### What to work on
Search the entries for the word "Плановые" and pull out each line that has it.

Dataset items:

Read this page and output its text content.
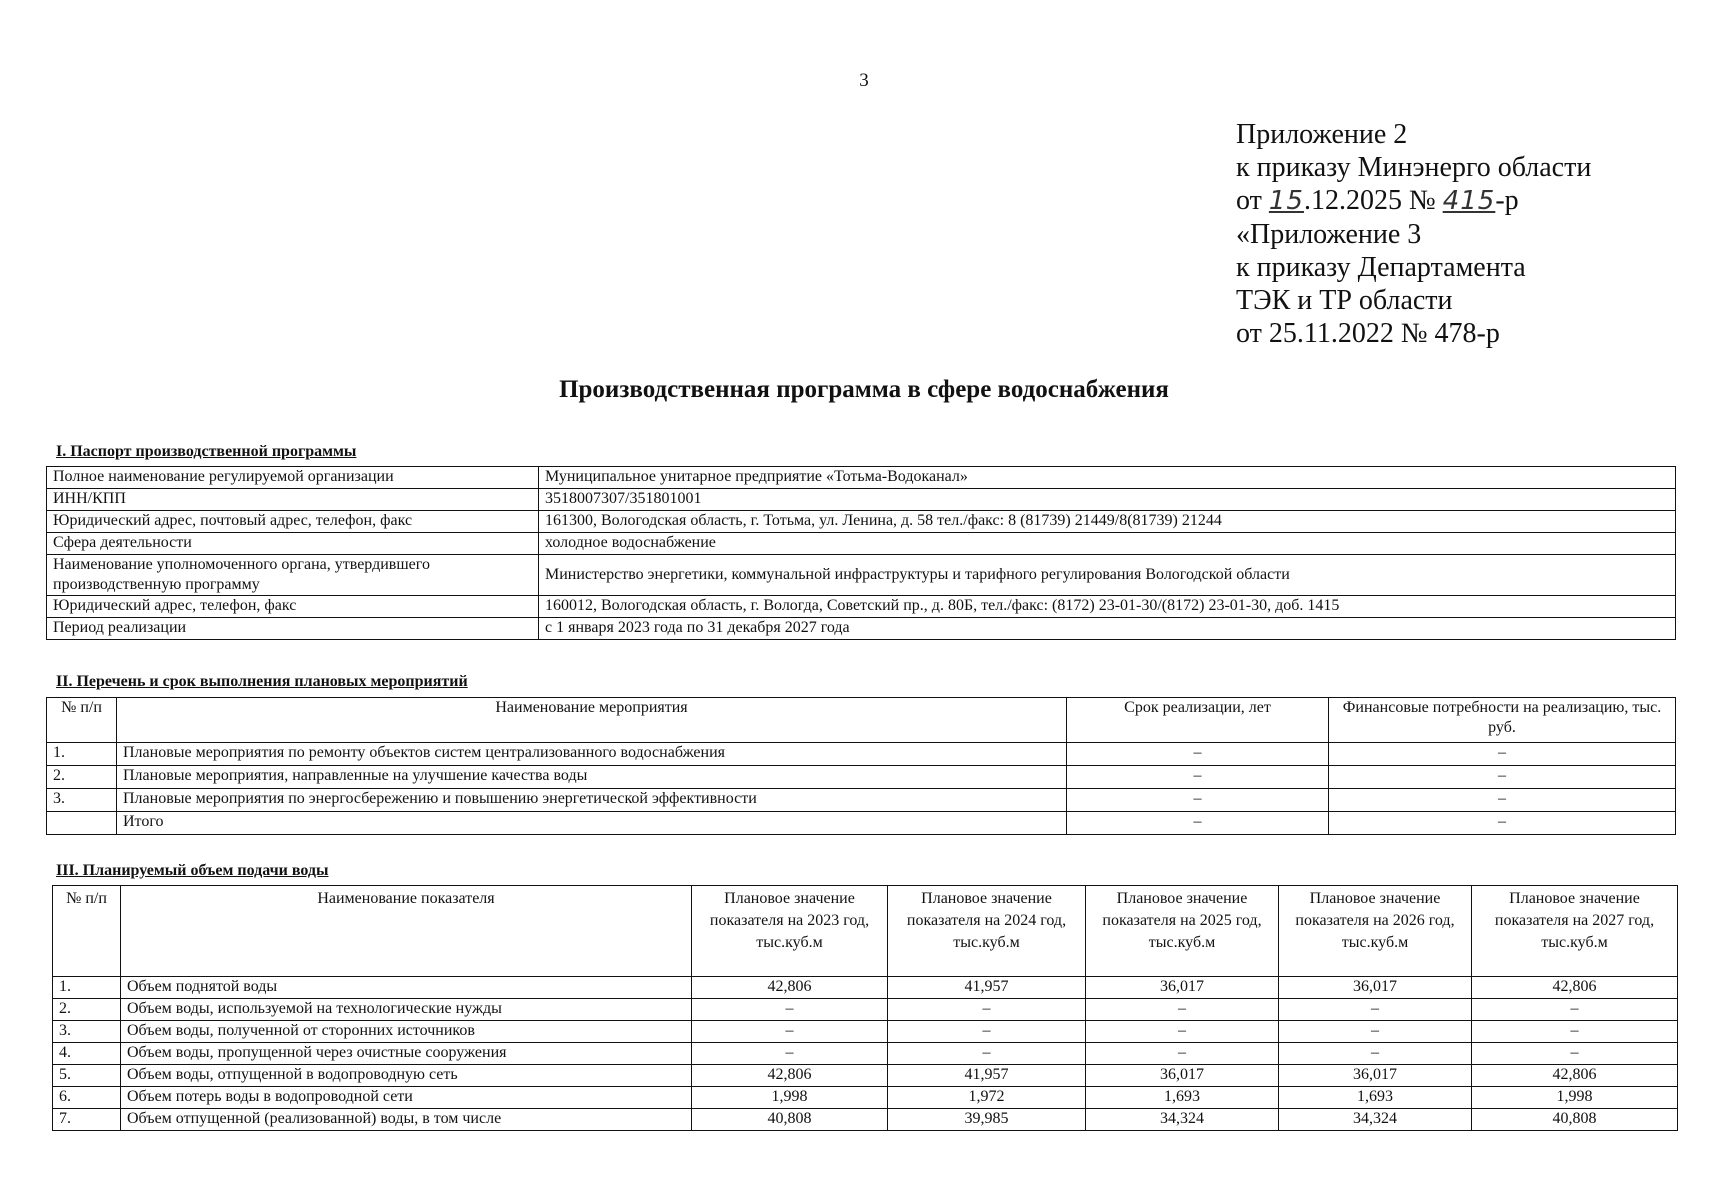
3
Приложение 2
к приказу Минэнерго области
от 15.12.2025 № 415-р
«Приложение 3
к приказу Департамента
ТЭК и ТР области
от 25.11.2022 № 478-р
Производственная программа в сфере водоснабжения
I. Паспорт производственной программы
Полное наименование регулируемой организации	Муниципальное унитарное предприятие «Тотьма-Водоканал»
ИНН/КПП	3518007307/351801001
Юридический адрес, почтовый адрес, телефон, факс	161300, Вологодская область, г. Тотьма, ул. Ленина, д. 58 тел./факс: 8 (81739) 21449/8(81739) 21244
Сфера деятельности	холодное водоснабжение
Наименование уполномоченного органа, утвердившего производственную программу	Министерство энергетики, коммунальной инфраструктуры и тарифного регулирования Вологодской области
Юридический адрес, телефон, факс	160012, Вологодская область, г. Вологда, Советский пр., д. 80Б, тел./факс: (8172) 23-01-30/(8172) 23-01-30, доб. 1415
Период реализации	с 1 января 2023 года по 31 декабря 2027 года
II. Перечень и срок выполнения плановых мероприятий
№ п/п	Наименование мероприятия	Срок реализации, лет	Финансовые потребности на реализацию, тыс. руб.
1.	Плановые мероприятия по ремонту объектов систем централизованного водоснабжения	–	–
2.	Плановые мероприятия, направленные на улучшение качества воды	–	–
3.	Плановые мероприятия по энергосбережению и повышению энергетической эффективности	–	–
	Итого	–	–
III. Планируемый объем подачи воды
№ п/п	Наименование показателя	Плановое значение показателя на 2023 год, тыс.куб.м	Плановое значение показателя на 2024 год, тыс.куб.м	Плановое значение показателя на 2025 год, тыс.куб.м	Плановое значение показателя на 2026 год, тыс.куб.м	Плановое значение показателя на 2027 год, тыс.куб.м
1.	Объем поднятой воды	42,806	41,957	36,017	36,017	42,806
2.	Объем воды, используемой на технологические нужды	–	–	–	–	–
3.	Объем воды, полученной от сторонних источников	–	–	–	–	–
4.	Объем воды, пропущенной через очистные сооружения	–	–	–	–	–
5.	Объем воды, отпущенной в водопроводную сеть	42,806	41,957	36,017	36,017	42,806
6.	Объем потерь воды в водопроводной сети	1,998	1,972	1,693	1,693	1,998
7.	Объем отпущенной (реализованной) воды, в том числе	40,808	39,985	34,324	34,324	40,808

--

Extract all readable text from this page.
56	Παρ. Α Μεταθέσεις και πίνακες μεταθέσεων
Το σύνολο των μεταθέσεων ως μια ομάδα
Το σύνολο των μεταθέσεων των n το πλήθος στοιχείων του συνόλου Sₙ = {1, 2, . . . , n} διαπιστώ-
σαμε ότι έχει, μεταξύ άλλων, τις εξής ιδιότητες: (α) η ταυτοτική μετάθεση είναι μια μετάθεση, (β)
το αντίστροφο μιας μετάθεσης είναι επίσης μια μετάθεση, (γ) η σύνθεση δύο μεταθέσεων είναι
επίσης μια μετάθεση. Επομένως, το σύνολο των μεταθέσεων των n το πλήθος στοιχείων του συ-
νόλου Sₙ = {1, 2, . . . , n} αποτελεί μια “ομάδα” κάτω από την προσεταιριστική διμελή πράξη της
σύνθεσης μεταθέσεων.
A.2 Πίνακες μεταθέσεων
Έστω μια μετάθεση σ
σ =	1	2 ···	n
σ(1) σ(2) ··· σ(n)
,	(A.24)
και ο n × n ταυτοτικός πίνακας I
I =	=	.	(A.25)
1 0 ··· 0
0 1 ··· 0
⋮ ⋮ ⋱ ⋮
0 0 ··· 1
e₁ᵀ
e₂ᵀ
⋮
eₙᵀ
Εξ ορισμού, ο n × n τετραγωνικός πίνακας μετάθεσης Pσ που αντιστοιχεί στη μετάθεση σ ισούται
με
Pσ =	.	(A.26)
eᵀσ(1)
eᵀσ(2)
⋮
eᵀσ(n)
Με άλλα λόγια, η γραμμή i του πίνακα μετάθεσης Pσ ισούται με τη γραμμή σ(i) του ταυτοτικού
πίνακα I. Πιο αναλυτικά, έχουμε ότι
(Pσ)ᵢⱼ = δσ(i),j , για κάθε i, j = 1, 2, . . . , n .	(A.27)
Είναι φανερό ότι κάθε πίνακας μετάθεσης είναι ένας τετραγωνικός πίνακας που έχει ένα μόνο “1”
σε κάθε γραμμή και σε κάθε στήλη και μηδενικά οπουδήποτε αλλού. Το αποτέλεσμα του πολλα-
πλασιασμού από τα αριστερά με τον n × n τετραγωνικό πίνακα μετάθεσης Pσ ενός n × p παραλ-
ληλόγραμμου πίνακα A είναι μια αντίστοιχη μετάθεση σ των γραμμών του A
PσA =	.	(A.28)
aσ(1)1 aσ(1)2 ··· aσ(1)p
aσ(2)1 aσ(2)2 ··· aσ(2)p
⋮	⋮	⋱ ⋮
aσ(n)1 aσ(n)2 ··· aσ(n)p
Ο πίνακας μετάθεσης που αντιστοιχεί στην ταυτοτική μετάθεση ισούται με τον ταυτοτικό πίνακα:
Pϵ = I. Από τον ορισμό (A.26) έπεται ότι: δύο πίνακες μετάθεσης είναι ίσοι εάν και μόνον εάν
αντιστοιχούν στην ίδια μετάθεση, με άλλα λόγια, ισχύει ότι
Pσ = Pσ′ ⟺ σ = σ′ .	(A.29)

### Written answer
1.	Плановые мероприятия по ремонту объектов систем централизованного водоснабжения	–	–
2.	Плановые мероприятия, направленные на улучшение качества воды	–	–
3.	Плановые мероприятия по энергосбережению и повышению энергетической эффективности	–	–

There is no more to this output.